**Brief 1**
Update the Data entries from the first entry through the line containing "chevron-down-icon: ▼ [390, 66, 397, 76]" so that every "breadcrumb-separator-icon" becomes "path-separator-icon", with everything else unchanged.

**Source extract**
● ● ● ●

We follow the top-down design methodology in which after deciding upon the top-level specification. We refine the specification until we reach the implemental level. The main objective of the first design stage is to produce a labeled Petri nets that have transitions labeled only when actions of the corresponding modules. During the second stage, we transform this high-level labeled Petri net into one that contains explicit transactions of control elements, and can therefore be translated into a circuit.

Petri nets model of a hardware system consists of a description of a set of possible events in the system. Each event has pre-conditions that must be true in order for the event to occur and post-conditions that become true once the event has occurred in multithreaded processors. Typical events include: initial thread dispatch, initiate instruction prefetch, initiate instruction dispatch OPcode to function units, initiate operand fetch, the storing of results, needed data read, result data commit, and the handshaking events of communication unit among threads.

We start with the initial specification, initialize transition, of Petri nets shown in Figure 1. This follows the most abstract specification of the multithreaded processor's operation: it alternates between threads context switch modes through communication unit. Thus, the initial specification is simply a labeled Petri nets with transitions representing those modes.

● ● ● ●

[Data entries]
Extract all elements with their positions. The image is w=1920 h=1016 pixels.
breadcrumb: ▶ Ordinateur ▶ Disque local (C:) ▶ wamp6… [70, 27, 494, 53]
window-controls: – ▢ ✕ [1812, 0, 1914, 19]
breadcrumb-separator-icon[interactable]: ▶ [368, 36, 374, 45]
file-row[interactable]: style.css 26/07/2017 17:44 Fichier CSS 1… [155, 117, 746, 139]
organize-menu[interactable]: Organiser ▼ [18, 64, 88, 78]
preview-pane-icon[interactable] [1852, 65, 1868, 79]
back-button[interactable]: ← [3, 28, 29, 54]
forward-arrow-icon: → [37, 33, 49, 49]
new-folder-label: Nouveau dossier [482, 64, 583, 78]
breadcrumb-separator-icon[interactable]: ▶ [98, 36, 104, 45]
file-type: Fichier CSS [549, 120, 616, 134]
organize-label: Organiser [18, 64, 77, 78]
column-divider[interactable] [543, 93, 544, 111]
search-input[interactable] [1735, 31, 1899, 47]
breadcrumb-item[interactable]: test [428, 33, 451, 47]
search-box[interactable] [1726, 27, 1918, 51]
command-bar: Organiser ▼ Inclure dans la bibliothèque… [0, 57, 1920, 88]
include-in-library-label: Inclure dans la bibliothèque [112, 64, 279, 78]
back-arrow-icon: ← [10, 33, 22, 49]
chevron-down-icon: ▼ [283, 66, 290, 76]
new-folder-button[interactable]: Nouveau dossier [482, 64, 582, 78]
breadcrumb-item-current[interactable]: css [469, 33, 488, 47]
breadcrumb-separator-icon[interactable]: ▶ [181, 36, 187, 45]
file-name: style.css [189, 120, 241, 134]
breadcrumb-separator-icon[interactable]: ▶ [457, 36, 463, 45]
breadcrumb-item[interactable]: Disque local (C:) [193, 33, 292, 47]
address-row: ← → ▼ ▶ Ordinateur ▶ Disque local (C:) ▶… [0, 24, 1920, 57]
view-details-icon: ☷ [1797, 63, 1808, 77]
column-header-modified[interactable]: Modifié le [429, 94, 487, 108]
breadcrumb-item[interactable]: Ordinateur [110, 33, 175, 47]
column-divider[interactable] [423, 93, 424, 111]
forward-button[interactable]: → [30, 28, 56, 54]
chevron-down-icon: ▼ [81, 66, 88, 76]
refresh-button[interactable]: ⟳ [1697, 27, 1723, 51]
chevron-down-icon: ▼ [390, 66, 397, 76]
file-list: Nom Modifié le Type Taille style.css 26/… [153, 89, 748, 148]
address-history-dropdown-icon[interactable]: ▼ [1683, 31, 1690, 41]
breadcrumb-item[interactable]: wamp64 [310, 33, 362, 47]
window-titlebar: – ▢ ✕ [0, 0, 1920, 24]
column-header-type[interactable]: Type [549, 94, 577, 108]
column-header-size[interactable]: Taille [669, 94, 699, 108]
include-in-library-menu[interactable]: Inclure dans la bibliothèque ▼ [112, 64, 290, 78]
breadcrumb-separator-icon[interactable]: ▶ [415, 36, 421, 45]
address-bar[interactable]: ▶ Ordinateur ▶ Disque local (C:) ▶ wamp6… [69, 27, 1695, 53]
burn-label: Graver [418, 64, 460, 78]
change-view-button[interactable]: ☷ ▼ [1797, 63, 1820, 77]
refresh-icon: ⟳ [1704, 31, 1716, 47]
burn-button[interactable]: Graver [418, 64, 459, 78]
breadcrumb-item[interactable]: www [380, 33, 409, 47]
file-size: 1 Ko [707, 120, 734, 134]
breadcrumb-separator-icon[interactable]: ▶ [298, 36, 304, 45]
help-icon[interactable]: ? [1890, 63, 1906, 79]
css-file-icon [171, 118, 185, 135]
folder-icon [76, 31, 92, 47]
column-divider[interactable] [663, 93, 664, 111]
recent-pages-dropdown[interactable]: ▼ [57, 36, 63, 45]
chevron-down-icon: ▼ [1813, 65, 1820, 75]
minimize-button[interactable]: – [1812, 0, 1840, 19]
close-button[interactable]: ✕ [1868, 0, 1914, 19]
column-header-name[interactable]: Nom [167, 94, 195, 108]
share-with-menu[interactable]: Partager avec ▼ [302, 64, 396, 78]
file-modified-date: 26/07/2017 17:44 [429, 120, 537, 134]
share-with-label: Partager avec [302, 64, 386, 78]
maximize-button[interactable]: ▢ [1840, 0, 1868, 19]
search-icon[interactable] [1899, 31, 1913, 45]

● ● ● ●

**Brief 2**
Answer these questions from the Petri net design text:
(a) What does the second design stage transform the high-level labeled Petri net into?
(b) What two kinds of conditions does each event have?
(c) According to the most abstract specification, what does the multithreaded processor alternate between?

**Response 1**
Extract all elements with their positions. The image is w=1920 h=1016 pixels.
breadcrumb: ▶ Ordinateur ▶ Disque local (C:) ▶ wamp6… [70, 27, 494, 53]
window-controls: – ▢ ✕ [1812, 0, 1914, 19]
path-separator-icon[interactable]: ▶ [368, 36, 374, 45]
file-row[interactable]: style.css 26/07/2017 17:44 Fichier CSS 1… [155, 117, 746, 139]
organize-menu[interactable]: Organiser ▼ [18, 64, 88, 78]
preview-pane-icon[interactable] [1852, 65, 1868, 79]
back-button[interactable]: ← [3, 28, 29, 54]
forward-arrow-icon: → [37, 33, 49, 49]
new-folder-label: Nouveau dossier [482, 64, 583, 78]
path-separator-icon[interactable]: ▶ [98, 36, 104, 45]
file-type: Fichier CSS [549, 120, 616, 134]
organize-label: Organiser [18, 64, 77, 78]
column-divider[interactable] [543, 93, 544, 111]
search-input[interactable] [1735, 31, 1899, 47]
breadcrumb-item[interactable]: test [428, 33, 451, 47]
search-box[interactable] [1726, 27, 1918, 51]
command-bar: Organiser ▼ Inclure dans la bibliothèque… [0, 57, 1920, 88]
include-in-library-label: Inclure dans la bibliothèque [112, 64, 279, 78]
back-arrow-icon: ← [10, 33, 22, 49]
chevron-down-icon: ▼ [283, 66, 290, 76]
new-folder-button[interactable]: Nouveau dossier [482, 64, 582, 78]
breadcrumb-item-current[interactable]: css [469, 33, 488, 47]
path-separator-icon[interactable]: ▶ [181, 36, 187, 45]
file-name: style.css [189, 120, 241, 134]
path-separator-icon[interactable]: ▶ [457, 36, 463, 45]
breadcrumb-item[interactable]: Disque local (C:) [193, 33, 292, 47]
address-row: ← → ▼ ▶ Ordinateur ▶ Disque local (C:) ▶… [0, 24, 1920, 57]
view-details-icon: ☷ [1797, 63, 1808, 77]
column-header-modified[interactable]: Modifié le [429, 94, 487, 108]
breadcrumb-item[interactable]: Ordinateur [110, 33, 175, 47]
column-divider[interactable] [423, 93, 424, 111]
forward-button[interactable]: → [30, 28, 56, 54]
chevron-down-icon: ▼ [81, 66, 88, 76]
refresh-button[interactable]: ⟳ [1697, 27, 1723, 51]
chevron-down-icon: ▼ [390, 66, 397, 76]

**Response 2**
(a) A net that contains explicit transactions of control elements and can therefore be translated into a circuit.
(b) Pre-conditions that must be true for the event to occur, and post-conditions that become true once the event has occurred.
(c) Threads context switch modes, through the communication unit.